Collection entries
■ ■ ■ ■

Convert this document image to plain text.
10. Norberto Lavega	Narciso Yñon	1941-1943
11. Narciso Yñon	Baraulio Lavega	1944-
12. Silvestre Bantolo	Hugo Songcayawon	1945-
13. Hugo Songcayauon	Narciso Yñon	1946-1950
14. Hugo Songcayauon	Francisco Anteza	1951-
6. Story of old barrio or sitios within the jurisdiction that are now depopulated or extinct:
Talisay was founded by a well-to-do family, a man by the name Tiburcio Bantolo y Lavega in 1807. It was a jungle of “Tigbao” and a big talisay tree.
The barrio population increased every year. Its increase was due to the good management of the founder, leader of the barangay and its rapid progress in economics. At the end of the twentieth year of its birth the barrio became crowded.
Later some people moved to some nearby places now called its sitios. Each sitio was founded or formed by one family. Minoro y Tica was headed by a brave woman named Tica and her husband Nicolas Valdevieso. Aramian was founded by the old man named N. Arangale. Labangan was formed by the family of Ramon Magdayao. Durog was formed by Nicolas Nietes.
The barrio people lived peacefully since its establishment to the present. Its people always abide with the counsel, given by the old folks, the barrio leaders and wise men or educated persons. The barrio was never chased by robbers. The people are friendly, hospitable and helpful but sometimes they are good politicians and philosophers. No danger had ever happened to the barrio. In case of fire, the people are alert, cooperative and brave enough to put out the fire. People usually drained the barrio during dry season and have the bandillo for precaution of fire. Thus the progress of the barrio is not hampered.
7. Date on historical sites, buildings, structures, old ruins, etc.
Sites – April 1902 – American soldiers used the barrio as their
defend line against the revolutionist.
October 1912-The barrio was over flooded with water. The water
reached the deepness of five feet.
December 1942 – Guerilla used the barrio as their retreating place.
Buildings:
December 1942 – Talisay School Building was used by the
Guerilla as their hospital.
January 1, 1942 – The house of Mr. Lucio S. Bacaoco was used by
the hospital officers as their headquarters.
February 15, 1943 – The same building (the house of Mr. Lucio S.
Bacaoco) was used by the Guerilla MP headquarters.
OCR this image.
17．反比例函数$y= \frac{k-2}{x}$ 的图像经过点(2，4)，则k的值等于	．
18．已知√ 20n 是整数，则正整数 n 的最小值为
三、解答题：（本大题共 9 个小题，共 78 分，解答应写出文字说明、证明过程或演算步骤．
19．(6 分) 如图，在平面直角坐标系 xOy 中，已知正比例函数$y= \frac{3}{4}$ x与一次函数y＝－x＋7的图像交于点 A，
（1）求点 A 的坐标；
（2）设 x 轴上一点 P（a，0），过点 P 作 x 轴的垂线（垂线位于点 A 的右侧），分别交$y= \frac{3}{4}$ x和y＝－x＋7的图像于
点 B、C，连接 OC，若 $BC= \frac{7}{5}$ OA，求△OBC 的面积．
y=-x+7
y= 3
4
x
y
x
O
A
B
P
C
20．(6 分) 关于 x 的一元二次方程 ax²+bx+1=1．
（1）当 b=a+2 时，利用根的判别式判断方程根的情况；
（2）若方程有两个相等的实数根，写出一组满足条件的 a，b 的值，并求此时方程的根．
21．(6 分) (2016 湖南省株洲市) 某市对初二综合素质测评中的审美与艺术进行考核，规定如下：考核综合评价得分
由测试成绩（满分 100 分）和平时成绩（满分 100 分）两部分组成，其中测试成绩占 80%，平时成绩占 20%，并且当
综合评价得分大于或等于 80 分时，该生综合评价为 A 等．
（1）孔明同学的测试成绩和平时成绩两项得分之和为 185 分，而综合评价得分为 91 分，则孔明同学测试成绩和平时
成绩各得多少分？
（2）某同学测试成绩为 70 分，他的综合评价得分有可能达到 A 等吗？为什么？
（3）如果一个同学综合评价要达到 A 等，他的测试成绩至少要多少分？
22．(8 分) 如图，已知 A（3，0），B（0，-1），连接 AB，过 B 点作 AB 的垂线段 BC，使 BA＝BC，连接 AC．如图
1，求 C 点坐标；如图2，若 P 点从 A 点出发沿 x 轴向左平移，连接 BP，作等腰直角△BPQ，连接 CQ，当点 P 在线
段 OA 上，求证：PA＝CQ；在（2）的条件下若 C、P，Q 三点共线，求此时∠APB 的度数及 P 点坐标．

■ ■ ■ ■

- [WHAT YOU NEED TO DO] Write out all the lines again, exactly as they are.

- [EXPECTED ANSWER]
Convert this document image to plain text.
10. Norberto Lavega	Narciso Yñon	1941-1943
11. Narciso Yñon	Baraulio Lavega	1944-
12. Silvestre Bantolo	Hugo Songcayawon	1945-
13. Hugo Songcayauon	Narciso Yñon	1946-1950
14. Hugo Songcayauon	Francisco Anteza	1951-
6. Story of old barrio or sitios within the jurisdiction that are now depopulated or extinct:
Talisay was founded by a well-to-do family, a man by the name Tiburcio Bantolo y Lavega in 1807. It was a jungle of “Tigbao” and a big talisay tree.
The barrio population increased every year. Its increase was due to the good management of the founder, leader of the barangay and its rapid progress in economics. At the end of the twentieth year of its birth the barrio became crowded.
Later some people moved to some nearby places now called its sitios. Each sitio was founded or formed by one family. Minoro y Tica was headed by a brave woman named Tica and her husband Nicolas Valdevieso. Aramian was founded by the old man named N. Arangale. Labangan was formed by the family of Ramon Magdayao. Durog was formed by Nicolas Nietes.
The barrio people lived peacefully since its establishment to the present. Its people always abide with the counsel, given by the old folks, the barrio leaders and wise men or educated persons. The barrio was never chased by robbers. The people are friendly, hospitable and helpful but sometimes they are good politicians and philosophers. No danger had ever happened to the barrio. In case of fire, the people are alert, cooperative and brave enough to put out the fire. People usually drained the barrio during dry season and have the bandillo for precaution of fire. Thus the progress of the barrio is not hampered.
7. Date on historical sites, buildings, structures, old ruins, etc.
Sites – April 1902 – American soldiers used the barrio as their
defend line against the revolutionist.
October 1912-The barrio was over flooded with water. The water
reached the deepness of five feet.
December 1942 – Guerilla used the barrio as their retreating place.
Buildings:
December 1942 – Talisay School Building was used by the
Guerilla as their hospital.
January 1, 1942 – The house of Mr. Lucio S. Bacaoco was used by
the hospital officers as their headquarters.
February 15, 1943 – The same building (the house of Mr. Lucio S.
Bacaoco) was used by the Guerilla MP headquarters.
OCR this image.
17．反比例函数$y= \frac{k-2}{x}$ 的图像经过点(2，4)，则k的值等于	．
18．已知√ 20n 是整数，则正整数 n 的最小值为
三、解答题：（本大题共 9 个小题，共 78 分，解答应写出文字说明、证明过程或演算步骤．
19．(6 分) 如图，在平面直角坐标系 xOy 中，已知正比例函数$y= \frac{3}{4}$ x与一次函数y＝－x＋7的图像交于点 A，
（1）求点 A 的坐标；
（2）设 x 轴上一点 P（a，0），过点 P 作 x 轴的垂线（垂线位于点 A 的右侧），分别交$y= \frac{3}{4}$ x和y＝－x＋7的图像于
点 B、C，连接 OC，若 $BC= \frac{7}{5}$ OA，求△OBC 的面积．
y=-x+7
y= 3
4
x
y
x
O
A
B
P
C
20．(6 分) 关于 x 的一元二次方程 ax²+bx+1=1．
（1）当 b=a+2 时，利用根的判别式判断方程根的情况；
（2）若方程有两个相等的实数根，写出一组满足条件的 a，b 的值，并求此时方程的根．
21．(6 分) (2016 湖南省株洲市) 某市对初二综合素质测评中的审美与艺术进行考核，规定如下：考核综合评价得分
由测试成绩（满分 100 分）和平时成绩（满分 100 分）两部分组成，其中测试成绩占 80%，平时成绩占 20%，并且当
综合评价得分大于或等于 80 分时，该生综合评价为 A 等．
（1）孔明同学的测试成绩和平时成绩两项得分之和为 185 分，而综合评价得分为 91 分，则孔明同学测试成绩和平时
成绩各得多少分？
（2）某同学测试成绩为 70 分，他的综合评价得分有可能达到 A 等吗？为什么？
（3）如果一个同学综合评价要达到 A 等，他的测试成绩至少要多少分？
22．(8 分) 如图，已知 A（3，0），B（0，-1），连接 AB，过 B 点作 AB 的垂线段 BC，使 BA＝BC，连接 AC．如图
1，求 C 点坐标；如图2，若 P 点从 A 点出发沿 x 轴向左平移，连接 BP，作等腰直角△BPQ，连接 CQ，当点 P 在线
段 OA 上，求证：PA＝CQ；在（2）的条件下若 C、P，Q 三点共线，求此时∠APB 的度数及 P 点坐标．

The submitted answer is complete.